EXERCISE AIM —
Copy out every line exactly as given.

[A run of records]
★ ★ ★ ★ ★ ★ ★

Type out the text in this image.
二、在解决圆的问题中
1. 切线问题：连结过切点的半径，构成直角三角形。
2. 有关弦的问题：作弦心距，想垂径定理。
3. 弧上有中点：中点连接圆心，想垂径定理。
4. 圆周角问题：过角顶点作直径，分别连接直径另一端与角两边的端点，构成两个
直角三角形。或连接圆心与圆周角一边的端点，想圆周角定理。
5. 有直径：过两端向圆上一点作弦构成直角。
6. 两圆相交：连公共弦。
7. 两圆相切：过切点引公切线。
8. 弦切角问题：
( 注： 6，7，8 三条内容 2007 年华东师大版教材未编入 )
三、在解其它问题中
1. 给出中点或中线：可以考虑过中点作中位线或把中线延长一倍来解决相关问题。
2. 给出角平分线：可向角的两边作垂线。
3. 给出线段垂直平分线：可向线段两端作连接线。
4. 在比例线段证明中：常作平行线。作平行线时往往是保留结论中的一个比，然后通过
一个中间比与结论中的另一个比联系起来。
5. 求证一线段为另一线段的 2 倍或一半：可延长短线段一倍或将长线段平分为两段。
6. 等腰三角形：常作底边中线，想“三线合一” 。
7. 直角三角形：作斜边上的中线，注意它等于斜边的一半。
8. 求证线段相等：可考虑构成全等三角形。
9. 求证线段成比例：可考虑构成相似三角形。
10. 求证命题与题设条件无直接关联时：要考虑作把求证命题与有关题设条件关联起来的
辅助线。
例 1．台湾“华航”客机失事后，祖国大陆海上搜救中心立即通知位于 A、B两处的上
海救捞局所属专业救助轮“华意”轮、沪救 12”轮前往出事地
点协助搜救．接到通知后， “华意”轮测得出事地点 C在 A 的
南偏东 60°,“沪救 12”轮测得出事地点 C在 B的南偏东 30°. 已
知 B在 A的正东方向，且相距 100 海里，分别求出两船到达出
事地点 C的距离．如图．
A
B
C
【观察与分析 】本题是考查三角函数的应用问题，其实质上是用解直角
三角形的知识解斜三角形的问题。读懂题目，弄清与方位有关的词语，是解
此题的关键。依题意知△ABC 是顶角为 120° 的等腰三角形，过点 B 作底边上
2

★ ★ ★ ★ ★ ★ ★

OUTPUT —
Type out the text in this image.
二、在解决圆的问题中
1. 切线问题：连结过切点的半径，构成直角三角形。
2. 有关弦的问题：作弦心距，想垂径定理。
3. 弧上有中点：中点连接圆心，想垂径定理。
4. 圆周角问题：过角顶点作直径，分别连接直径另一端与角两边的端点，构成两个
直角三角形。或连接圆心与圆周角一边的端点，想圆周角定理。
5. 有直径：过两端向圆上一点作弦构成直角。
6. 两圆相交：连公共弦。
7. 两圆相切：过切点引公切线。
8. 弦切角问题：
( 注： 6，7，8 三条内容 2007 年华东师大版教材未编入 )
三、在解其它问题中
1. 给出中点或中线：可以考虑过中点作中位线或把中线延长一倍来解决相关问题。
2. 给出角平分线：可向角的两边作垂线。
3. 给出线段垂直平分线：可向线段两端作连接线。
4. 在比例线段证明中：常作平行线。作平行线时往往是保留结论中的一个比，然后通过
一个中间比与结论中的另一个比联系起来。
5. 求证一线段为另一线段的 2 倍或一半：可延长短线段一倍或将长线段平分为两段。
6. 等腰三角形：常作底边中线，想“三线合一” 。
7. 直角三角形：作斜边上的中线，注意它等于斜边的一半。
8. 求证线段相等：可考虑构成全等三角形。
9. 求证线段成比例：可考虑构成相似三角形。
10. 求证命题与题设条件无直接关联时：要考虑作把求证命题与有关题设条件关联起来的
辅助线。
例 1．台湾“华航”客机失事后，祖国大陆海上搜救中心立即通知位于 A、B两处的上
海救捞局所属专业救助轮“华意”轮、沪救 12”轮前往出事地
点协助搜救．接到通知后， “华意”轮测得出事地点 C在 A 的
南偏东 60°,“沪救 12”轮测得出事地点 C在 B的南偏东 30°. 已
知 B在 A的正东方向，且相距 100 海里，分别求出两船到达出
事地点 C的距离．如图．
A
B
C
【观察与分析 】本题是考查三角函数的应用问题，其实质上是用解直角
三角形的知识解斜三角形的问题。读懂题目，弄清与方位有关的词语，是解
此题的关键。依题意知△ABC 是顶角为 120° 的等腰三角形，过点 B 作底边上
2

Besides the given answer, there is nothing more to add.